Task details: Search the data for the string "iops" and extract every line where it appears.

Data entries:
=-=-=-=-=

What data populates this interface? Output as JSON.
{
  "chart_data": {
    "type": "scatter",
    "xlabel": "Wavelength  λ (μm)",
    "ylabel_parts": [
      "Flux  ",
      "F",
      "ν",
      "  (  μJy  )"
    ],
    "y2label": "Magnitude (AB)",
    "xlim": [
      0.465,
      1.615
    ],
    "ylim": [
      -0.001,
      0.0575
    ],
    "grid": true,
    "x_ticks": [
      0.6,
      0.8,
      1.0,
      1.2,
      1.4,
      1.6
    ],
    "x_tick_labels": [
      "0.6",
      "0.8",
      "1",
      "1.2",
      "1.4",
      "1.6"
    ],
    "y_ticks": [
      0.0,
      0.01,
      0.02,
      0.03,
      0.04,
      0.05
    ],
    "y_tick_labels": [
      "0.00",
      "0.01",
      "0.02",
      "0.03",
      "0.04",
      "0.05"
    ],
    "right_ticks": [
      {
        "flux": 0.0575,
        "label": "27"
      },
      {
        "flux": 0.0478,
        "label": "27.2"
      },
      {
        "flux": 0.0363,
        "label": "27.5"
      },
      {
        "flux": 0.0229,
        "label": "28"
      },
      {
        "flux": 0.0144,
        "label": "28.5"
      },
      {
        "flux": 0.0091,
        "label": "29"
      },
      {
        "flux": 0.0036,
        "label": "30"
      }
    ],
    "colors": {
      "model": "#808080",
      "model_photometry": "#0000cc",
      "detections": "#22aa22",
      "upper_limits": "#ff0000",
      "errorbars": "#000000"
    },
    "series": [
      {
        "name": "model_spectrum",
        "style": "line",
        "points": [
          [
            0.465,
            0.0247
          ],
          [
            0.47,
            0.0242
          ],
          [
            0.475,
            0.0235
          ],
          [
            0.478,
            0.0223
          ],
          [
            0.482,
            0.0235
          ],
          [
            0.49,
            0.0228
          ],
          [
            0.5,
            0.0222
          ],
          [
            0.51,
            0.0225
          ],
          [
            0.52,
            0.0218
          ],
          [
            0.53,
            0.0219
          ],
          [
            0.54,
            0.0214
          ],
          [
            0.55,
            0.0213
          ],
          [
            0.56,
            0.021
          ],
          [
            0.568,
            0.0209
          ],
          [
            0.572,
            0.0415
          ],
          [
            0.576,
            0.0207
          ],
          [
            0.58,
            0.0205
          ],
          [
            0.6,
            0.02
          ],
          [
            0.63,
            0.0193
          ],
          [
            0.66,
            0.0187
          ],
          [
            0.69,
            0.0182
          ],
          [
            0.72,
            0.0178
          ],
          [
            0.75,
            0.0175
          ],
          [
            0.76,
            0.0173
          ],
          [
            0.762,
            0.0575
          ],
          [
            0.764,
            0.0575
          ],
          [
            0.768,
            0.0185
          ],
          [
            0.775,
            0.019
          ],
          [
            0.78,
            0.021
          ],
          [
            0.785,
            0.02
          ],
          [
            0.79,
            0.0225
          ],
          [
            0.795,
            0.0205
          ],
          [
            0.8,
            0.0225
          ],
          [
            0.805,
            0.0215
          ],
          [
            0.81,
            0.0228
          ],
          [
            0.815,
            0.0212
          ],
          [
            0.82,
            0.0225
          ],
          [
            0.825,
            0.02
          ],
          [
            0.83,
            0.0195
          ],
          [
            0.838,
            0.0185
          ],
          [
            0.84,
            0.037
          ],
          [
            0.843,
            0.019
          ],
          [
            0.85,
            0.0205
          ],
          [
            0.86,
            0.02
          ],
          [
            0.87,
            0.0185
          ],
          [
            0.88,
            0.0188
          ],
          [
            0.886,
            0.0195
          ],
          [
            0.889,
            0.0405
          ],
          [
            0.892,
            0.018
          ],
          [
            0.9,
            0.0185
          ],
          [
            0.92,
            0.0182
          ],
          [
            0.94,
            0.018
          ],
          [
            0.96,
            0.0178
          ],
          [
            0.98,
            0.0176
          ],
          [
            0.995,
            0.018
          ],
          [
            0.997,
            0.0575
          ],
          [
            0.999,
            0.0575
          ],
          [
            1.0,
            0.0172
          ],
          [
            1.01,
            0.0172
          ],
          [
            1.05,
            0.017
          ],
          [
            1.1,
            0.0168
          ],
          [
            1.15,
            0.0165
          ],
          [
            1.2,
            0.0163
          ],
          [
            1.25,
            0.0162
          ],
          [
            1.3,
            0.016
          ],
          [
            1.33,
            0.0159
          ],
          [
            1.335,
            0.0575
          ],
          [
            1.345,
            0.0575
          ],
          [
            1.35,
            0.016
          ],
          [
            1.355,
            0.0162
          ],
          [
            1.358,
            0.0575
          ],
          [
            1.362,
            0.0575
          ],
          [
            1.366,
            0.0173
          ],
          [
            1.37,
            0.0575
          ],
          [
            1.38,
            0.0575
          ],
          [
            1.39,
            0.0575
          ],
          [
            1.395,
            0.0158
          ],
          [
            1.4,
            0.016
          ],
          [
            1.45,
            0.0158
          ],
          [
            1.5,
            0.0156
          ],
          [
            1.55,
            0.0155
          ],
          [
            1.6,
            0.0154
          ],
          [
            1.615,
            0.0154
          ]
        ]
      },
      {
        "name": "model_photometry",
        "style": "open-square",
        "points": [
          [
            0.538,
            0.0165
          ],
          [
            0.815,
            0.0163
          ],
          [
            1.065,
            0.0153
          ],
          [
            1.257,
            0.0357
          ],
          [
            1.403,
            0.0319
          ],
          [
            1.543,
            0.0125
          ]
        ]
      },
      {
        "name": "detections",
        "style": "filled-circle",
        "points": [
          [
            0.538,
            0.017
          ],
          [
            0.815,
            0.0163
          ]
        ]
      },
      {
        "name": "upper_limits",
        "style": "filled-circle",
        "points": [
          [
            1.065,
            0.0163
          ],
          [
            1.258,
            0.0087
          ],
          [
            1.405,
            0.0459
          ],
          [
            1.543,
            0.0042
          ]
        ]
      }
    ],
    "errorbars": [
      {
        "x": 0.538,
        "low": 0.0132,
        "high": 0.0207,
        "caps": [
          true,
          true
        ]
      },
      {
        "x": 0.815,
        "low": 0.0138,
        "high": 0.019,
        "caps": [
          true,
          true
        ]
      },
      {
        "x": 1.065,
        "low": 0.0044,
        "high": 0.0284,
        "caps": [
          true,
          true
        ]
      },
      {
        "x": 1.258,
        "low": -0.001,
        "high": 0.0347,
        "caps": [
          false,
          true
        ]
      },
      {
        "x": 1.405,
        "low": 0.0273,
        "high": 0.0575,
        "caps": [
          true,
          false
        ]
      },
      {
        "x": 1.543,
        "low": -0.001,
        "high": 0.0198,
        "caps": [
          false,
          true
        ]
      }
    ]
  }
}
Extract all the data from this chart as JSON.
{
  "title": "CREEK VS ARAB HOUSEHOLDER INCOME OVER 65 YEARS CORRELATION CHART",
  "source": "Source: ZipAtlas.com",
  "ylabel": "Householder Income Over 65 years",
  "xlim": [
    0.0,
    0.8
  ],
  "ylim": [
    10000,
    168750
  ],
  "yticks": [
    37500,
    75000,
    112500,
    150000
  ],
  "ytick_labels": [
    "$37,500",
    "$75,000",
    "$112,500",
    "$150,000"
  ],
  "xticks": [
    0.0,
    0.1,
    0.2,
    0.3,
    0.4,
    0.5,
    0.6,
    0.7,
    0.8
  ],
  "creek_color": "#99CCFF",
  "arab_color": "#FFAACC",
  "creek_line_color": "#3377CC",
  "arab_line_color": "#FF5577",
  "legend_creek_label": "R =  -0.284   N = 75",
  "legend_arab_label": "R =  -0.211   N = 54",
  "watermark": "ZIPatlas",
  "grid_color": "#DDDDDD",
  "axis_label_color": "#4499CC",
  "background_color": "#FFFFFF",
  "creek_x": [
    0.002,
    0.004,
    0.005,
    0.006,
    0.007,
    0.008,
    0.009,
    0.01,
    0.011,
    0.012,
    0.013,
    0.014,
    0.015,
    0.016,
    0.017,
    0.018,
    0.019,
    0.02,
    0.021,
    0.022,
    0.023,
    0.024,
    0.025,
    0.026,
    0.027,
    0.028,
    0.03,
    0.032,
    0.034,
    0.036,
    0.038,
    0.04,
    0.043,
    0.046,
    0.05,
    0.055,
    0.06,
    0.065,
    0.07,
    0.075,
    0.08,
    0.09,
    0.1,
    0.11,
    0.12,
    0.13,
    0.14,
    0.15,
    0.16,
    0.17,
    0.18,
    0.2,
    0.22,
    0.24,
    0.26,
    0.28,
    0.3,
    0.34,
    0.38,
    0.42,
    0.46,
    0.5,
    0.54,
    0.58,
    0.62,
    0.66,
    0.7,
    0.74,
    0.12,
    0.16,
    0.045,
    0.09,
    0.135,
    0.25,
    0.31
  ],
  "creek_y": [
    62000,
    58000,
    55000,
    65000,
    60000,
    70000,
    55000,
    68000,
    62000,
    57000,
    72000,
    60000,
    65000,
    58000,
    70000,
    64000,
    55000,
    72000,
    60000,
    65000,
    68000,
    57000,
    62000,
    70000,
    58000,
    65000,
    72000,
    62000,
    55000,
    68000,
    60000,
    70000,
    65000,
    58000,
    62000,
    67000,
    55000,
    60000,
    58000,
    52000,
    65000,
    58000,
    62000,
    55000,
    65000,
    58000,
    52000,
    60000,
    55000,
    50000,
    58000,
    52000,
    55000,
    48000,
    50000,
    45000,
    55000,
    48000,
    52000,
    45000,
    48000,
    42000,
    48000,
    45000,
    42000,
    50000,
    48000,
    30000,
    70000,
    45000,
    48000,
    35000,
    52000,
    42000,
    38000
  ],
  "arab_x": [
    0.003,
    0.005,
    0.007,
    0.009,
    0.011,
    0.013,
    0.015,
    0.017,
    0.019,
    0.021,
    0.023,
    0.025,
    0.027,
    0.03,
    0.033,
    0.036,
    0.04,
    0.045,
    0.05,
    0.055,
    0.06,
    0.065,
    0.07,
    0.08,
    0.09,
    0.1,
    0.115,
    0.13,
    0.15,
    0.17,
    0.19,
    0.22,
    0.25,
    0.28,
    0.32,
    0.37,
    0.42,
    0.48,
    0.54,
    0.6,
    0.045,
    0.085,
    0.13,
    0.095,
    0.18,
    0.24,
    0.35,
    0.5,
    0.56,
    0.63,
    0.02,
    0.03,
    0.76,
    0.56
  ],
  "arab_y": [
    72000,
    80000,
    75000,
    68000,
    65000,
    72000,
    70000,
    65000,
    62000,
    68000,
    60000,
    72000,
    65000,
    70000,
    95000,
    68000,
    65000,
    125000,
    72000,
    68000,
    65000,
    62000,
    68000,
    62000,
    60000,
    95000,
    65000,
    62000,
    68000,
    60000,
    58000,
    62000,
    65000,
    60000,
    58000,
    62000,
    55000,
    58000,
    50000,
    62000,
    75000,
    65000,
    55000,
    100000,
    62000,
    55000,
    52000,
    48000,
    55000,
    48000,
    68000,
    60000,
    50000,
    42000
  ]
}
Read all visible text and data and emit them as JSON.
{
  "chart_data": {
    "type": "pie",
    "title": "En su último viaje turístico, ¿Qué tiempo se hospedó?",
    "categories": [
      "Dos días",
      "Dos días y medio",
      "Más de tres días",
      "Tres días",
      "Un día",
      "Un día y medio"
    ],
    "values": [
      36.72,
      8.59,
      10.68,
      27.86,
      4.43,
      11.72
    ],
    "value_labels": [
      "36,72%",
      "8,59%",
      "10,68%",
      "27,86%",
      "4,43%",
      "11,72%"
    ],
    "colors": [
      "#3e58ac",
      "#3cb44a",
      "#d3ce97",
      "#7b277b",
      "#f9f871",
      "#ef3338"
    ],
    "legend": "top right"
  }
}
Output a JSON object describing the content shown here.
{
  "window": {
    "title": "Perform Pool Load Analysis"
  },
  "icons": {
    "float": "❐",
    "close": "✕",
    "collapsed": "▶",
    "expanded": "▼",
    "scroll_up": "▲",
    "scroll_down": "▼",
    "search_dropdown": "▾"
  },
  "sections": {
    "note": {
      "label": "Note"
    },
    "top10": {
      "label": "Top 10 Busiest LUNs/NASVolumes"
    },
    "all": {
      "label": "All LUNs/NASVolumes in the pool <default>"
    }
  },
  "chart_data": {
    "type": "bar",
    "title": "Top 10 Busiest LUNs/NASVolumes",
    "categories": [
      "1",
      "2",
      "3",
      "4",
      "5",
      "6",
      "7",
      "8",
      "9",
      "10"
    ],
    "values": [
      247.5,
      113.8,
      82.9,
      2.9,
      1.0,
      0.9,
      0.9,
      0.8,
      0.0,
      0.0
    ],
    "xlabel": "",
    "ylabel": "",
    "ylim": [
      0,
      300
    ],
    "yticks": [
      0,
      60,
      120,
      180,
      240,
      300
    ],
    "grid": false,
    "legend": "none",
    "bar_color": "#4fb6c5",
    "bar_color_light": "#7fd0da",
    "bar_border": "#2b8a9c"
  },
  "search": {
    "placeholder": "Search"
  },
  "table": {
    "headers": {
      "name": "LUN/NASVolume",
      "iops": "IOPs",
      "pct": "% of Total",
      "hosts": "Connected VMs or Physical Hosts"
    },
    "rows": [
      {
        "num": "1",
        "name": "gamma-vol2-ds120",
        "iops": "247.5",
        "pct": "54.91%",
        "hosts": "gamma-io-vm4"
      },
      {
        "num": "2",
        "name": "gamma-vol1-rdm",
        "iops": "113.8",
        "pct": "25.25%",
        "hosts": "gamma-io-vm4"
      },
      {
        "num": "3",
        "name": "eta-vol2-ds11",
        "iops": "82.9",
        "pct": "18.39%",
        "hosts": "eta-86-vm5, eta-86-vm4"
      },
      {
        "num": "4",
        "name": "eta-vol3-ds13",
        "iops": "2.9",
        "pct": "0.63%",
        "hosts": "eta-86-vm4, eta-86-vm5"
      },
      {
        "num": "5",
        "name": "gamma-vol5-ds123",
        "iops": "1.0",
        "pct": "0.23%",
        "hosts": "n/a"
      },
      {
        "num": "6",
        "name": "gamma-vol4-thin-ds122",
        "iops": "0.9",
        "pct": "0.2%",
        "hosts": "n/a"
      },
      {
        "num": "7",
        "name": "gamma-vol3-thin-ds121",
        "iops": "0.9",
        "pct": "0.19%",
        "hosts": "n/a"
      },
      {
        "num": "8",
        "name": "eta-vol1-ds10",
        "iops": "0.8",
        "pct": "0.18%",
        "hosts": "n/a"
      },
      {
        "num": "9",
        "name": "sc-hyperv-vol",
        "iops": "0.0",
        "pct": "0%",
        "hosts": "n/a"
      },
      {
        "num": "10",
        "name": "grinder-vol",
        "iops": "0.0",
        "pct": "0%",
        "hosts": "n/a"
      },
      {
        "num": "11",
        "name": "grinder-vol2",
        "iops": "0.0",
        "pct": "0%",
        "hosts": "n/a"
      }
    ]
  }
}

=-=-=-=-=

Output of the exercise:
      "iops": "IOPs",
        "iops": "247.5",
        "iops": "113.8",
        "iops": "82.9",
        "iops": "2.9",
        "iops": "1.0",
        "iops": "0.9",
        "iops": "0.9",
        "iops": "0.8",
        "iops": "0.0",
        "iops": "0.0",
        "iops": "0.0",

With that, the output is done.